Chart and figure data:
------------------------------

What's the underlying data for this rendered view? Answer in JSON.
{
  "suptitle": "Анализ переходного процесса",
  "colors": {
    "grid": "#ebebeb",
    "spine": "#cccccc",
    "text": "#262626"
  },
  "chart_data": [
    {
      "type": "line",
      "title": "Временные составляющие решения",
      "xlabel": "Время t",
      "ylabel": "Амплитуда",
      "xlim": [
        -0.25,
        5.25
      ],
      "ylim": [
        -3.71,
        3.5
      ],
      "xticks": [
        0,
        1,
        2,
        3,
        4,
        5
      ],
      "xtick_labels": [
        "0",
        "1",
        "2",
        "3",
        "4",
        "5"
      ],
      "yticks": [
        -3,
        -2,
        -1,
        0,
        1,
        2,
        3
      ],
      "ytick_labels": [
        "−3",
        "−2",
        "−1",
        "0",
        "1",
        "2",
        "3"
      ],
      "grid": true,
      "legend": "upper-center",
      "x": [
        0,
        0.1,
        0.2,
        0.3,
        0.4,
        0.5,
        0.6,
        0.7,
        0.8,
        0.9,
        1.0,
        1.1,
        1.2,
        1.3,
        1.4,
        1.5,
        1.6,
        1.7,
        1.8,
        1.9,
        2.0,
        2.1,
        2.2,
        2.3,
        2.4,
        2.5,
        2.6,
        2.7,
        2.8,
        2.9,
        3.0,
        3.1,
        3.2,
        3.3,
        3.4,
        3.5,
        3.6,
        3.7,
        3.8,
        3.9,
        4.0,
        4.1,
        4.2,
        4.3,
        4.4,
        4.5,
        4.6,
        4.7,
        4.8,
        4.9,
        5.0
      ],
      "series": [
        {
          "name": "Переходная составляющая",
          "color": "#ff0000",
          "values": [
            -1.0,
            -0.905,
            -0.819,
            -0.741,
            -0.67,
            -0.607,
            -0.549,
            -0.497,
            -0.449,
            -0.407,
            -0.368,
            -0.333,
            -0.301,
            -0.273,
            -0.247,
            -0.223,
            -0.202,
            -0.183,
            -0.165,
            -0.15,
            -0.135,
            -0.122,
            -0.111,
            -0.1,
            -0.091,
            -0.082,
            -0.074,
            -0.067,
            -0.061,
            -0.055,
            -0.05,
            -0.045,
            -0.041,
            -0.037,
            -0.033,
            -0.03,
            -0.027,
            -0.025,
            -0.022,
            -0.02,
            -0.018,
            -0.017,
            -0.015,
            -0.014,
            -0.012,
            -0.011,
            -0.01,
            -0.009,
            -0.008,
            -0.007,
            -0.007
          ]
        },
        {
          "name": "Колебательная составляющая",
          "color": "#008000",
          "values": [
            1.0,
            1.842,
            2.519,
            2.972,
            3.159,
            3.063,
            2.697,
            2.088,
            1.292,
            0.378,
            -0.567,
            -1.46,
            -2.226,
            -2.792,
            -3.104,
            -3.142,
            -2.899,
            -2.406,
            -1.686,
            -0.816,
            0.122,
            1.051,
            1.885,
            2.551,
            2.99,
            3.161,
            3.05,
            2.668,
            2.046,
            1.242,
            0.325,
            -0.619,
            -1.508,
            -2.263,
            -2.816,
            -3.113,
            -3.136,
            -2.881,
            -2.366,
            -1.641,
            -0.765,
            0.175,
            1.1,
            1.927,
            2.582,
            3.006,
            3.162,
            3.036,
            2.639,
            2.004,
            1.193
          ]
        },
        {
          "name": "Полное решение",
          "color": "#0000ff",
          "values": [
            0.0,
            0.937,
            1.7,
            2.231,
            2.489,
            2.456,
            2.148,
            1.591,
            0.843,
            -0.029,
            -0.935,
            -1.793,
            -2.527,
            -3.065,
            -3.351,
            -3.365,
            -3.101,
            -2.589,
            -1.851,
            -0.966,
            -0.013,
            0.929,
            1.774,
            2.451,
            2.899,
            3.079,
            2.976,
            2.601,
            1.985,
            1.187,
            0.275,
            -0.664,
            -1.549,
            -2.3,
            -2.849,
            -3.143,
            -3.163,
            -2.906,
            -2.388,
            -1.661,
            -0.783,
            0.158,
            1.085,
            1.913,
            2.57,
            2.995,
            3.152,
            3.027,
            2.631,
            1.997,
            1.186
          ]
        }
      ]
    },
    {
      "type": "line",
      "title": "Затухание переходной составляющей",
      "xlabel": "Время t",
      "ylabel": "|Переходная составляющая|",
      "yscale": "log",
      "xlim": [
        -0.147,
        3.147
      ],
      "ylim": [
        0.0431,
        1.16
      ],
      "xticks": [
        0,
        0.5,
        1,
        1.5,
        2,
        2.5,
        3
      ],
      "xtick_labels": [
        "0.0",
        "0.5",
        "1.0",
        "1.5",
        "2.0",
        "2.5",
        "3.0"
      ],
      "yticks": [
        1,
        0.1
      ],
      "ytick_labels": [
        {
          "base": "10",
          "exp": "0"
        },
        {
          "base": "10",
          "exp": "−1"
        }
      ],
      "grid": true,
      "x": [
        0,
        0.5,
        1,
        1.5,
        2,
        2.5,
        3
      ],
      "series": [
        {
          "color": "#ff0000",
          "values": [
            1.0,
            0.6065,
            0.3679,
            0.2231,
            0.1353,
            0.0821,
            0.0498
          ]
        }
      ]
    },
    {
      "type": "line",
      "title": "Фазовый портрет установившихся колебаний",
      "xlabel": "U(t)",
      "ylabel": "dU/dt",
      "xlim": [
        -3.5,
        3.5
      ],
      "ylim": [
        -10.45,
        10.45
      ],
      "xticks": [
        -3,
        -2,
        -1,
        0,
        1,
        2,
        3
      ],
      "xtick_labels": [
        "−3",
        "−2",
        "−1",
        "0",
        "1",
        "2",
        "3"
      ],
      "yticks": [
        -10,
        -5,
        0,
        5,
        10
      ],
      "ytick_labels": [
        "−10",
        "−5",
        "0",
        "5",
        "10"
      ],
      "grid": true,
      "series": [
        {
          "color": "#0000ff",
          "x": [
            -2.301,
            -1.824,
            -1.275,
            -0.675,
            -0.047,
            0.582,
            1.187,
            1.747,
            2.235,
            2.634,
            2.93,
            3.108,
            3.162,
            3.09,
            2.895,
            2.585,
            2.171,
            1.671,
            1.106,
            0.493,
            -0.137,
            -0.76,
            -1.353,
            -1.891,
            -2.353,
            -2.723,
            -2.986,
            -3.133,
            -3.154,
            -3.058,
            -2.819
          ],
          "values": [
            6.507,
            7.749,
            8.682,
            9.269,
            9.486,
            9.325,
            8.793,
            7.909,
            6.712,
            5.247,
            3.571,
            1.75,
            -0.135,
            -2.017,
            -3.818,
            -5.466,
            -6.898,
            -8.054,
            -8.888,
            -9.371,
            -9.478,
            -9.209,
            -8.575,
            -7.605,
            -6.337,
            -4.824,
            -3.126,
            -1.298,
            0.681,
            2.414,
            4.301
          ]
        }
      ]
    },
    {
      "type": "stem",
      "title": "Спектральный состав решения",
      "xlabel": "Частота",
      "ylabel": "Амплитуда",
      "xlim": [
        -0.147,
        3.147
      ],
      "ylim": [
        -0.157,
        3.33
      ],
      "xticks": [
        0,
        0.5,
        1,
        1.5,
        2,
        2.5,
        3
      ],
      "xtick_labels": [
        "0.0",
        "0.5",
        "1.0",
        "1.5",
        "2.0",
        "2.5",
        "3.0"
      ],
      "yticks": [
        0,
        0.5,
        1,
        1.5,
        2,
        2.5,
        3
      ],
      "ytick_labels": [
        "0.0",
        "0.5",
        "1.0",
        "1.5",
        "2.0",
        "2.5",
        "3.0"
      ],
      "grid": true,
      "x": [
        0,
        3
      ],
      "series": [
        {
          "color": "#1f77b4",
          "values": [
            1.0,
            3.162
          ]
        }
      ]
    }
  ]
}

------------------------------

Challenge = Find every line of the data that holds the string "Переходная", then say how many there are and nothing else.

Response to this task = 2